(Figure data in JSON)

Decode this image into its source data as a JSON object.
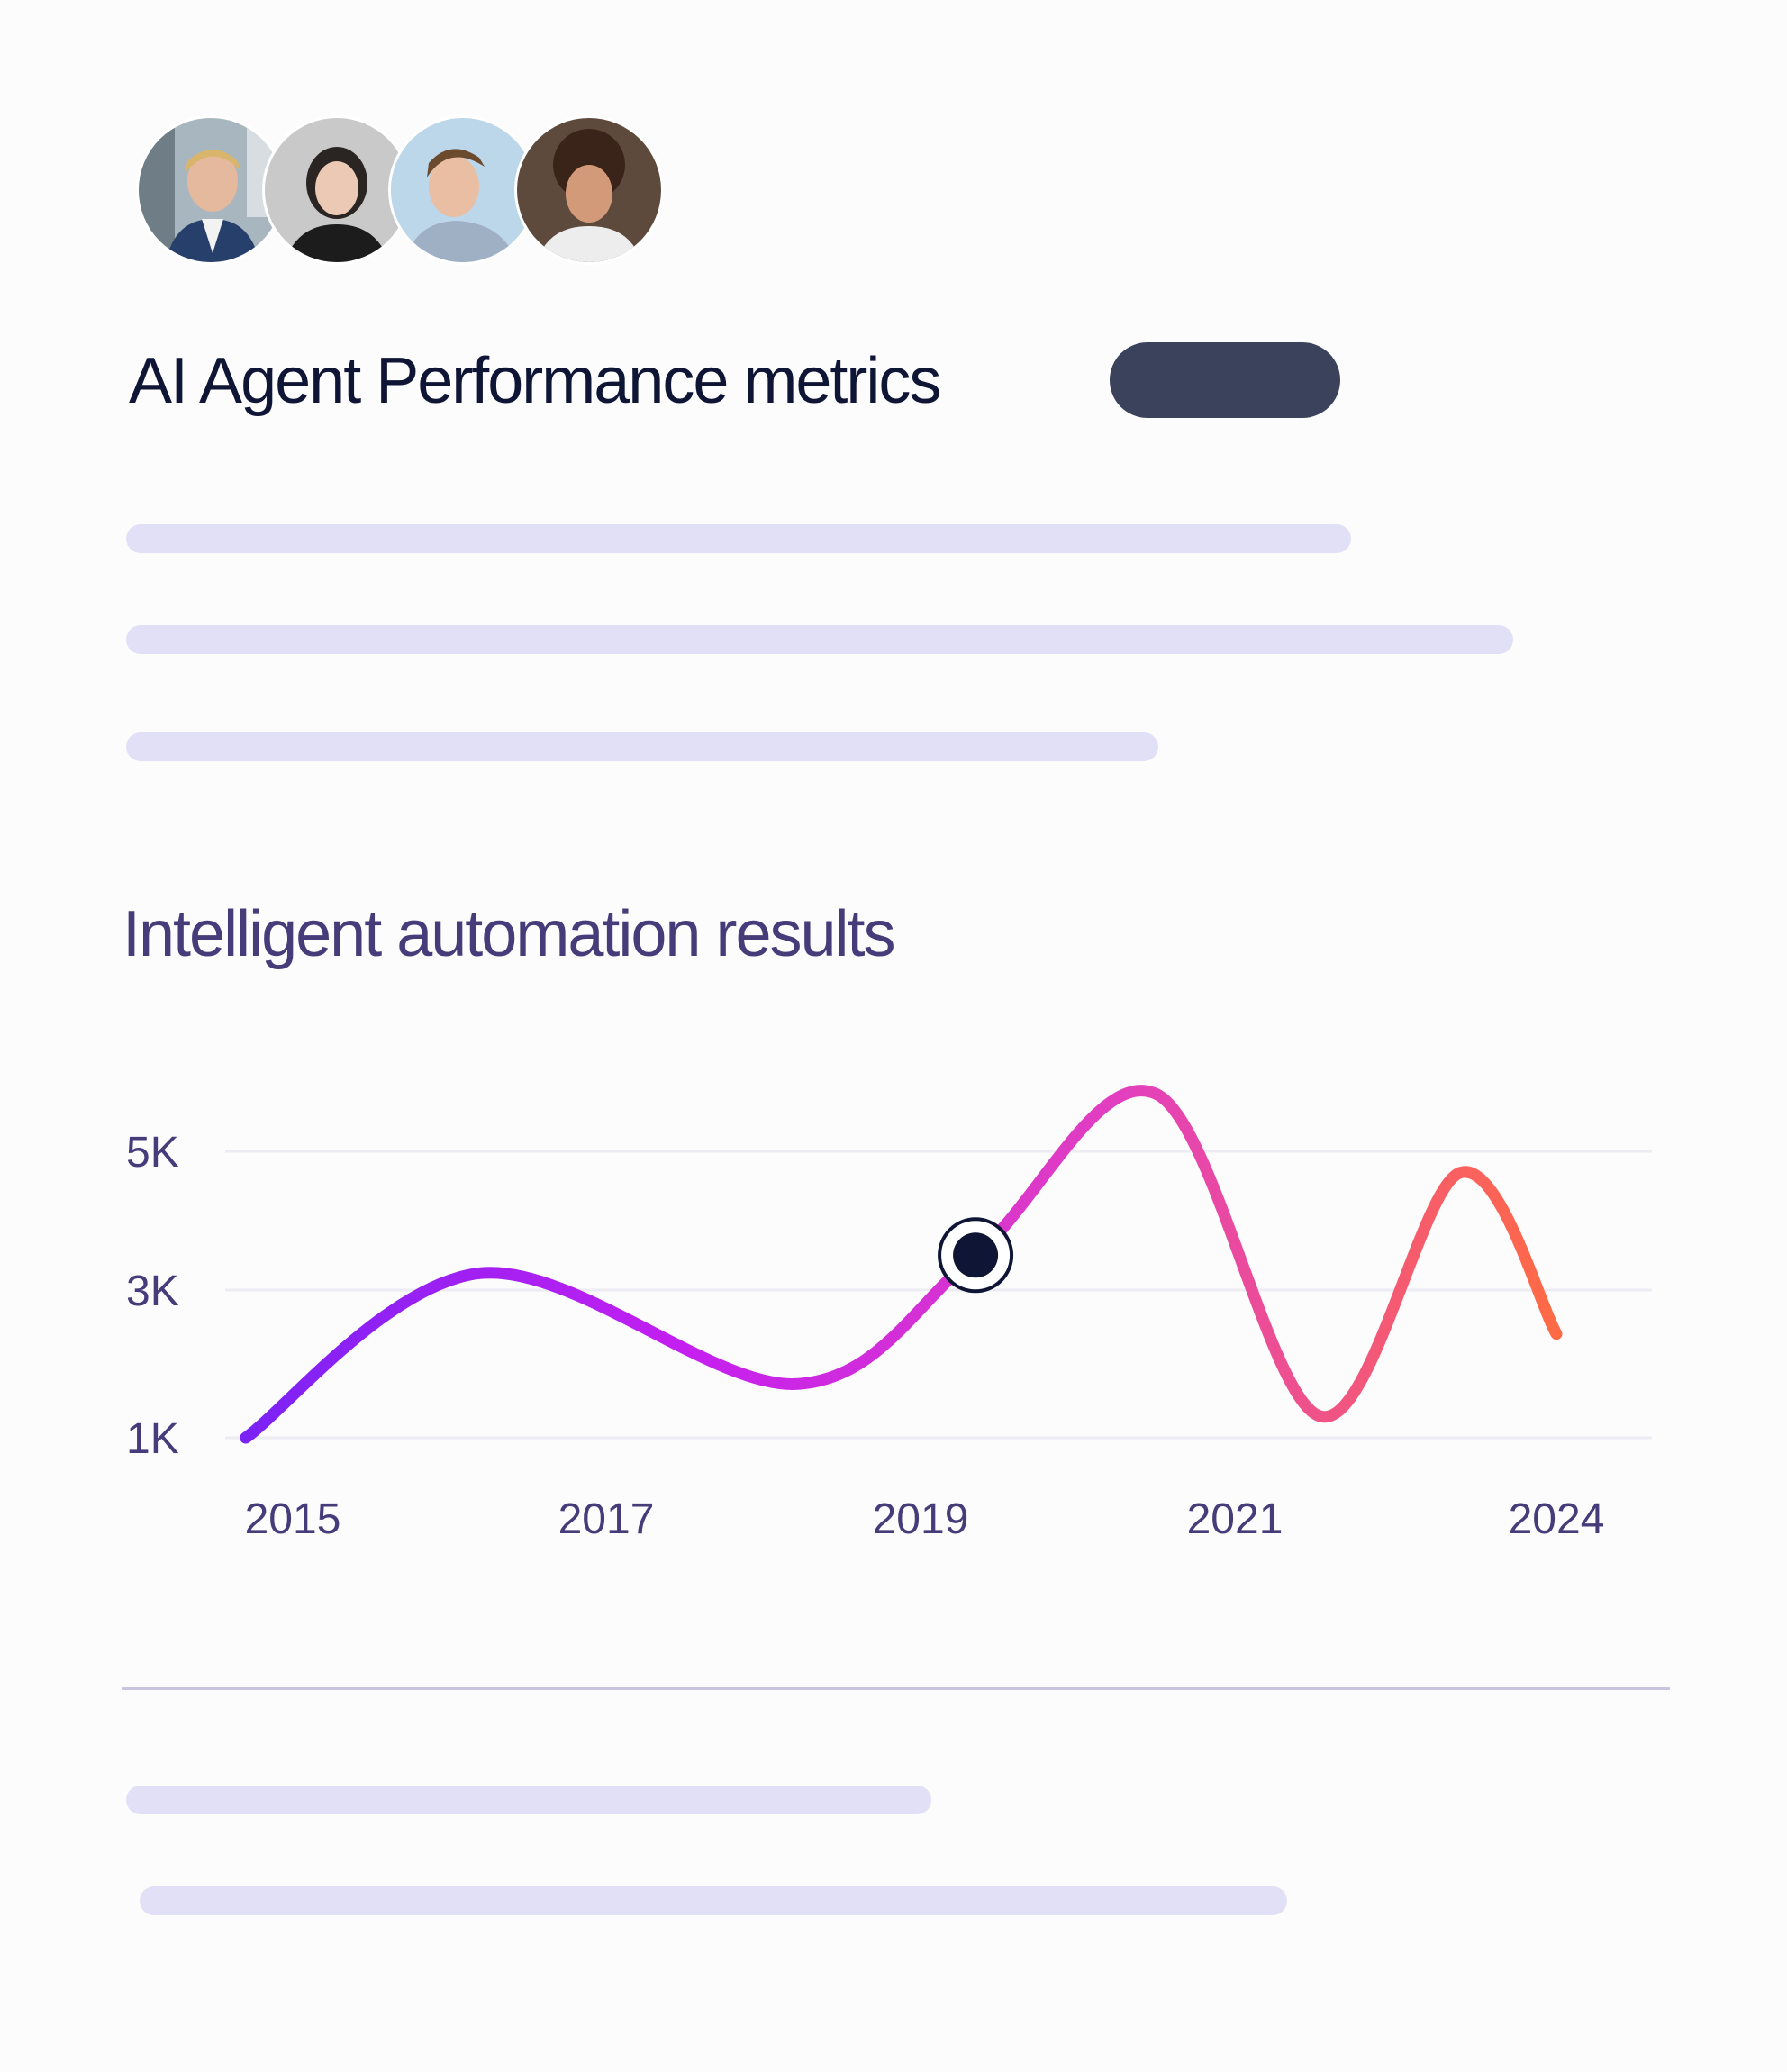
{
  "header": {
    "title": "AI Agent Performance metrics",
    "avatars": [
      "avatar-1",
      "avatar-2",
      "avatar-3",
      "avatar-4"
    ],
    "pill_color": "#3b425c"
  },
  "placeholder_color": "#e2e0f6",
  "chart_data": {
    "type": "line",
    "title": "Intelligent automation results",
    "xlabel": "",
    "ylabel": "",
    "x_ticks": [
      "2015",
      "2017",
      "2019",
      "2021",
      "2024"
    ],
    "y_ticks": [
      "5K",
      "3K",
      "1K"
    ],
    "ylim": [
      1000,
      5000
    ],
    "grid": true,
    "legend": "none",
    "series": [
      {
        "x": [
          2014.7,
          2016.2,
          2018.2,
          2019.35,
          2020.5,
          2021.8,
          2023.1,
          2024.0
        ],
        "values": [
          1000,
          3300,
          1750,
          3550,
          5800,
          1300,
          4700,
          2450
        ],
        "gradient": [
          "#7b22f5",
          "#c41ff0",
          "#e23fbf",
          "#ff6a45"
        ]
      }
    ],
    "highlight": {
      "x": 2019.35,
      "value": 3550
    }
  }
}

Work to complete: In the material above, tally every line with the string "title" in it, then give that number alone.

Solved problem: 2